From the entries below, extract every line that includes the word "Bacteriol".

==== PROVIDED DATA ====

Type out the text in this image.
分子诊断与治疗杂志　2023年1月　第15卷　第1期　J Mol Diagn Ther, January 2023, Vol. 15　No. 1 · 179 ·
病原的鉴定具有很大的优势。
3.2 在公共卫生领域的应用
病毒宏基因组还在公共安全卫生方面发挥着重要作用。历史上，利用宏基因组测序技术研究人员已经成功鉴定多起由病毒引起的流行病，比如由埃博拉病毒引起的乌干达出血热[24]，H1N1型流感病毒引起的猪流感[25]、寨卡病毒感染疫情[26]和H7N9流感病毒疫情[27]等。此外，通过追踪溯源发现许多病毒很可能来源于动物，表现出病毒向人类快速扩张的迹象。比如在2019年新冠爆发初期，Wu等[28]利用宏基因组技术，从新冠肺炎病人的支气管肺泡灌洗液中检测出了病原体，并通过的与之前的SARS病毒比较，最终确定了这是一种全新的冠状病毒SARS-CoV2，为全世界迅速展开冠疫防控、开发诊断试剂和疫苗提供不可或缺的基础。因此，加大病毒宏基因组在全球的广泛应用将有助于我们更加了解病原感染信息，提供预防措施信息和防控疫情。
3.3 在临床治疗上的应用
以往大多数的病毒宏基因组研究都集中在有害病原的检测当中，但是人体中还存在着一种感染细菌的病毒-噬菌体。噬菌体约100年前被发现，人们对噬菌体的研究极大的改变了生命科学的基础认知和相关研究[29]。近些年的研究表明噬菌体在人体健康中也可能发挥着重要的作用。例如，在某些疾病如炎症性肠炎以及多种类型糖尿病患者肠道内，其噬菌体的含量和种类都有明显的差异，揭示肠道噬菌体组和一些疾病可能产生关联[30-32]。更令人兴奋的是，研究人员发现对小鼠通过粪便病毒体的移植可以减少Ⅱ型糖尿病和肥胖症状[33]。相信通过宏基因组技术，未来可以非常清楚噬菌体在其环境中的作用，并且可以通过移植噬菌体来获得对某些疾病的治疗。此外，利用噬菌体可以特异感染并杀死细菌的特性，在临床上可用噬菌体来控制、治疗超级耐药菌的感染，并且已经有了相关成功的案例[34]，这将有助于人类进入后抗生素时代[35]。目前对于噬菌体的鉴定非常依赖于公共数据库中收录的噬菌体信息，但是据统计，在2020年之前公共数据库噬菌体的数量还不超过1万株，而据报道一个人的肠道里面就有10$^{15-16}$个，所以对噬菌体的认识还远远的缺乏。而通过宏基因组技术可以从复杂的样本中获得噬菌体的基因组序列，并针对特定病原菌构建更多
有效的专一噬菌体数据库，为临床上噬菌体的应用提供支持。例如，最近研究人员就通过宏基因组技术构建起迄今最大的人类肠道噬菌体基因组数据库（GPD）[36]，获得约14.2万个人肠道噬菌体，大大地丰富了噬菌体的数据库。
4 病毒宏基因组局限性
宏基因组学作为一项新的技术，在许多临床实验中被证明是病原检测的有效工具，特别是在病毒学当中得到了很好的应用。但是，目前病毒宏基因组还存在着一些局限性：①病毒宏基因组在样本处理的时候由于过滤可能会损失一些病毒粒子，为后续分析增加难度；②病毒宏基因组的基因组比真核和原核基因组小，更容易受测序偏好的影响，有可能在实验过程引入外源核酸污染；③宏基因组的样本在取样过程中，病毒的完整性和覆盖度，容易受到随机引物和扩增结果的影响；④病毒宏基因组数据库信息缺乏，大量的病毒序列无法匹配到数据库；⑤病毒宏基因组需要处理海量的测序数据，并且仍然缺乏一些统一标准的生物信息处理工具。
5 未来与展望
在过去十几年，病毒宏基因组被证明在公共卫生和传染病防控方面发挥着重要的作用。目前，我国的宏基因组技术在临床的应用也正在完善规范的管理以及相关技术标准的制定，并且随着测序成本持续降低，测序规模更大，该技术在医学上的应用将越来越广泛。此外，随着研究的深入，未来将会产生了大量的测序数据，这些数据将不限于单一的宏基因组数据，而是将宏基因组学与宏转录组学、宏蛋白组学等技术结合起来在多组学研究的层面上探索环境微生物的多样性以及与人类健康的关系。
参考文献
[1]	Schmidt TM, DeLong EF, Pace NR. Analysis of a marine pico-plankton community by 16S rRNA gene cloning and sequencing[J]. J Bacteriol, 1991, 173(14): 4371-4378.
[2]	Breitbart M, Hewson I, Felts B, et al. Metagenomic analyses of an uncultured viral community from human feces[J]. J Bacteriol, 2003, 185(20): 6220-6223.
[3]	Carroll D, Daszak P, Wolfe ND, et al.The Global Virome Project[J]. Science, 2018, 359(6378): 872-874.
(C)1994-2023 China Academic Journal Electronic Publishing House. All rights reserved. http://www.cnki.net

====
==== PROVIDED DATA ====

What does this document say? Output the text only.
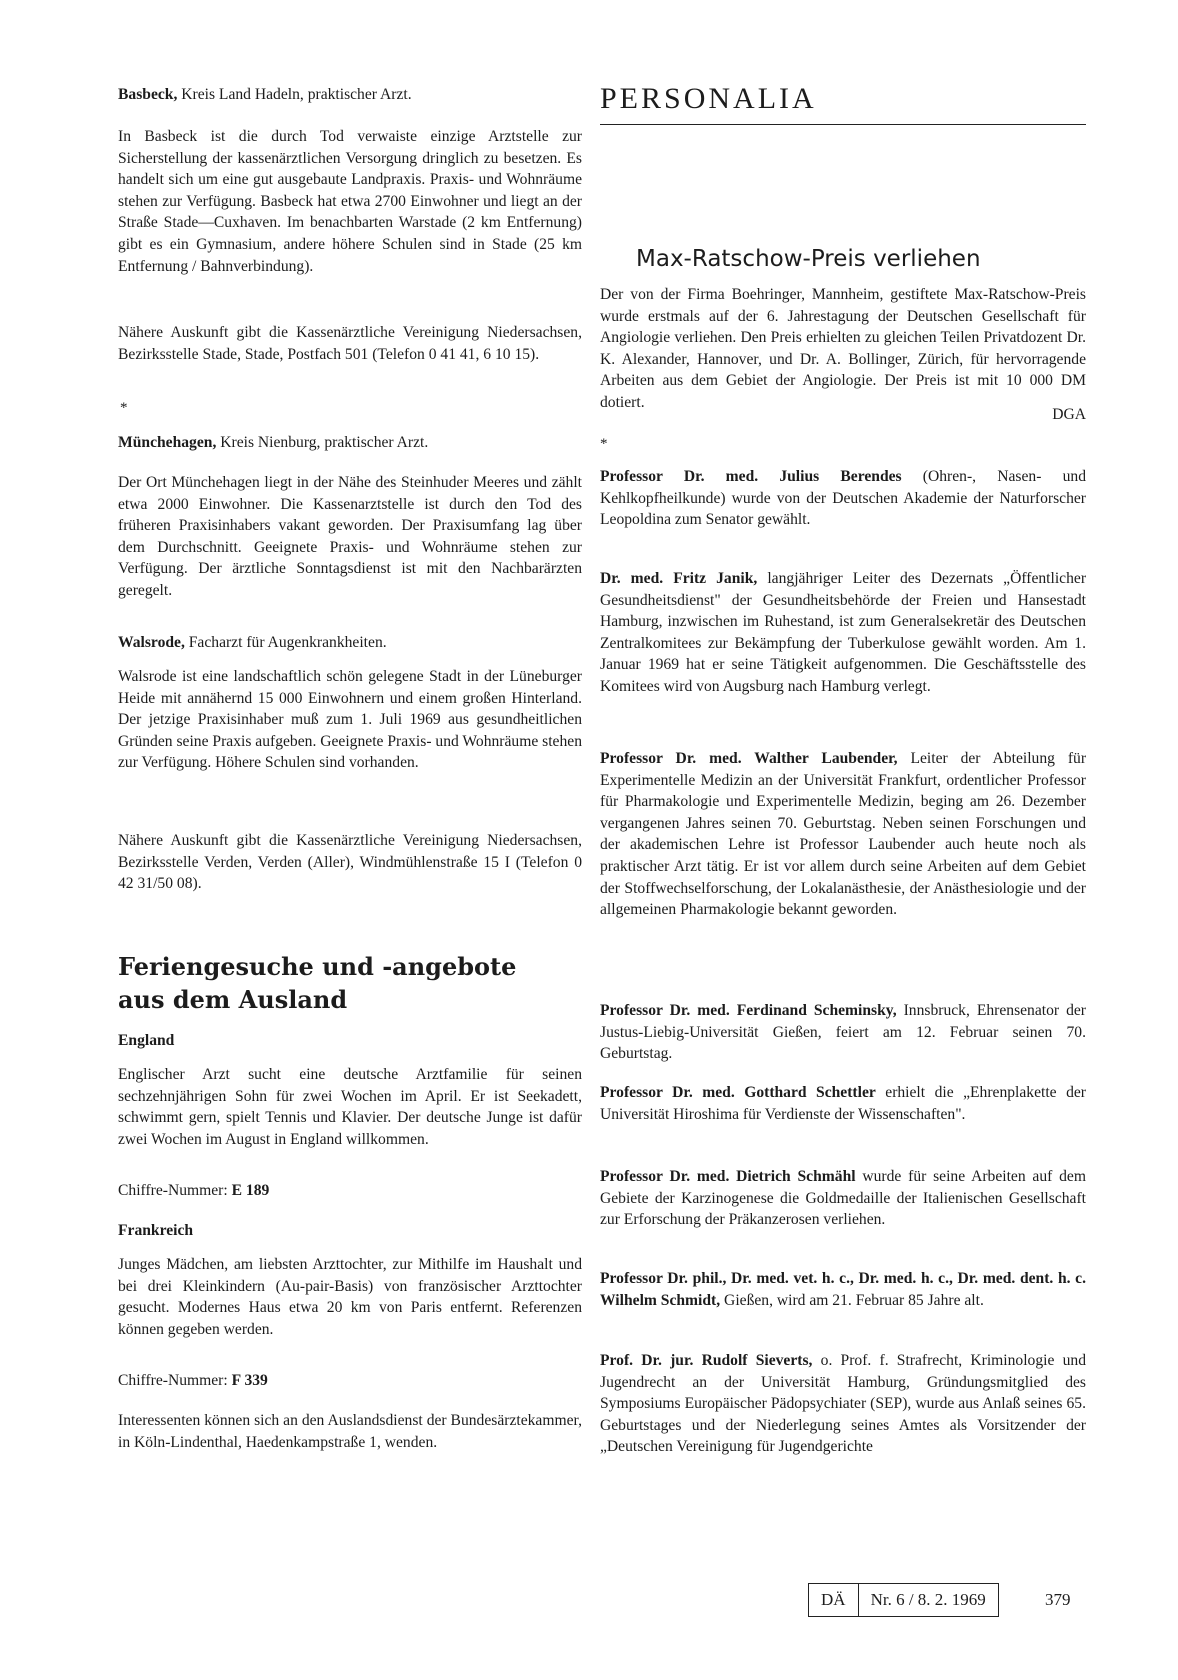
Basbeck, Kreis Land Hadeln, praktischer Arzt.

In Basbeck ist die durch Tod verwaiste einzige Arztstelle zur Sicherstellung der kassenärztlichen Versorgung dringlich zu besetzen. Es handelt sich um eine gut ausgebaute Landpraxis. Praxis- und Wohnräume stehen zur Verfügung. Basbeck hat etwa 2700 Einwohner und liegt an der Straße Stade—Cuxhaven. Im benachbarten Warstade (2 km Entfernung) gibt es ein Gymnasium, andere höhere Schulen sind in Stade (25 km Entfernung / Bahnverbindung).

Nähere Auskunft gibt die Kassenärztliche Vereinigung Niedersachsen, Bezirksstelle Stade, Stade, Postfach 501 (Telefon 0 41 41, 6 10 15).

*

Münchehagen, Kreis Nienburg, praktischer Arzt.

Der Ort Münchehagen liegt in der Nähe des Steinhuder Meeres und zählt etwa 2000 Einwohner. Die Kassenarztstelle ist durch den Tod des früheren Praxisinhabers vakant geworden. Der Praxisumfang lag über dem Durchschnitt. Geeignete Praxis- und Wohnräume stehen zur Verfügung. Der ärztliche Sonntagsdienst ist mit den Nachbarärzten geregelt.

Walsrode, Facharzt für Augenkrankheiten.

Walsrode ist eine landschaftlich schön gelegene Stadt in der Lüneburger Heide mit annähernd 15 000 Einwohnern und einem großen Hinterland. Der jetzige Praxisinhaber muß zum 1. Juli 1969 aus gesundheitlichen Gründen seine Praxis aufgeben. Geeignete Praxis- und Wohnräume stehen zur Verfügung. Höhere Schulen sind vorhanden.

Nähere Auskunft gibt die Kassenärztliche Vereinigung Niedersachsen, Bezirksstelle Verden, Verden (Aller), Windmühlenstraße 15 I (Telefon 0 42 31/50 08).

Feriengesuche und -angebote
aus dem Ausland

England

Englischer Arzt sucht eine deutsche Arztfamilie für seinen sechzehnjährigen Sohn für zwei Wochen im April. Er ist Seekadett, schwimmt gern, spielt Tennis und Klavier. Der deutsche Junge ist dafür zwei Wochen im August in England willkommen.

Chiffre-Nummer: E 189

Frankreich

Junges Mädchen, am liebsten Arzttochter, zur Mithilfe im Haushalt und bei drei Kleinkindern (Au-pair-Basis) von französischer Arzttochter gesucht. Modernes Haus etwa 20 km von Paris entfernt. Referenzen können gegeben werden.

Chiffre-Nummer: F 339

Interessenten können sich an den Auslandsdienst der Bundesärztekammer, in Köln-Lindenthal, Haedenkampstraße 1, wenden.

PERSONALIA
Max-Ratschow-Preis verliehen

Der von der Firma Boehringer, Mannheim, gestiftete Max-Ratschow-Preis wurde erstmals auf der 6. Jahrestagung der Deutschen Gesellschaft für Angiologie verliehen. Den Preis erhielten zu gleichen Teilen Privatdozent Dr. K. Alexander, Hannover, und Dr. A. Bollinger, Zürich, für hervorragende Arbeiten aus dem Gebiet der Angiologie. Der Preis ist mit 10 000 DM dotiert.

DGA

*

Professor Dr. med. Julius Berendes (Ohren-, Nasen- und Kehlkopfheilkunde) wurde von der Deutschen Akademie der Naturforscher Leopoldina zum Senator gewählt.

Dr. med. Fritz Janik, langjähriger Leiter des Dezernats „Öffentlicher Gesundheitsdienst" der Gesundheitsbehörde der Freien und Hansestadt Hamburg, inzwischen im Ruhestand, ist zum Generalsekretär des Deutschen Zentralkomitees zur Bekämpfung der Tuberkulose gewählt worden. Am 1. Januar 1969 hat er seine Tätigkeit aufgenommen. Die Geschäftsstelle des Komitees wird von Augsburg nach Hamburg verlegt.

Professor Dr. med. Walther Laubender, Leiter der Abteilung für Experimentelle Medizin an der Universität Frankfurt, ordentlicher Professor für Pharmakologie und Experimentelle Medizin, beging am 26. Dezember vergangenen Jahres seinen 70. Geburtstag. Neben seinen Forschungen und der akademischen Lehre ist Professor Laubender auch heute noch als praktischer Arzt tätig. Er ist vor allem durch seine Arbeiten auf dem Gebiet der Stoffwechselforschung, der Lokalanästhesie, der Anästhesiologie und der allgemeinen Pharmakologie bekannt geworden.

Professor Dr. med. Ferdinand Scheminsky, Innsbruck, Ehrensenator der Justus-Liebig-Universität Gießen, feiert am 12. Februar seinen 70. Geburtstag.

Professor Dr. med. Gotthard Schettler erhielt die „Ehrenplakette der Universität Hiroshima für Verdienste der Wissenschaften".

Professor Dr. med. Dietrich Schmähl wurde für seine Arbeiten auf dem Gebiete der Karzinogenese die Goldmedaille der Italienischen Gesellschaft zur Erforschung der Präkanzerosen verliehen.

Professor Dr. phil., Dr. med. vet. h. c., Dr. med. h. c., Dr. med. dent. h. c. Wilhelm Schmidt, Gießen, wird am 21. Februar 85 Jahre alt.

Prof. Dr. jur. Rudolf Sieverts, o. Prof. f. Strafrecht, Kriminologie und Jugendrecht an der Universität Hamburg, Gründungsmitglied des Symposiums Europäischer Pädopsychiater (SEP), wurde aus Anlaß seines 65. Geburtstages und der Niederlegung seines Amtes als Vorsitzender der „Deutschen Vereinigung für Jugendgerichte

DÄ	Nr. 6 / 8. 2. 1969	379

====

TASK RESPONSE:
[1]	Schmidt TM, DeLong EF, Pace NR. Analysis of a marine pico-plankton community by 16S rRNA gene cloning and sequencing[J]. J Bacteriol, 1991, 173(14): 4371-4378.
[2]	Breitbart M, Hewson I, Felts B, et al. Metagenomic analyses of an uncultured viral community from human feces[J]. J Bacteriol, 2003, 185(20): 6220-6223.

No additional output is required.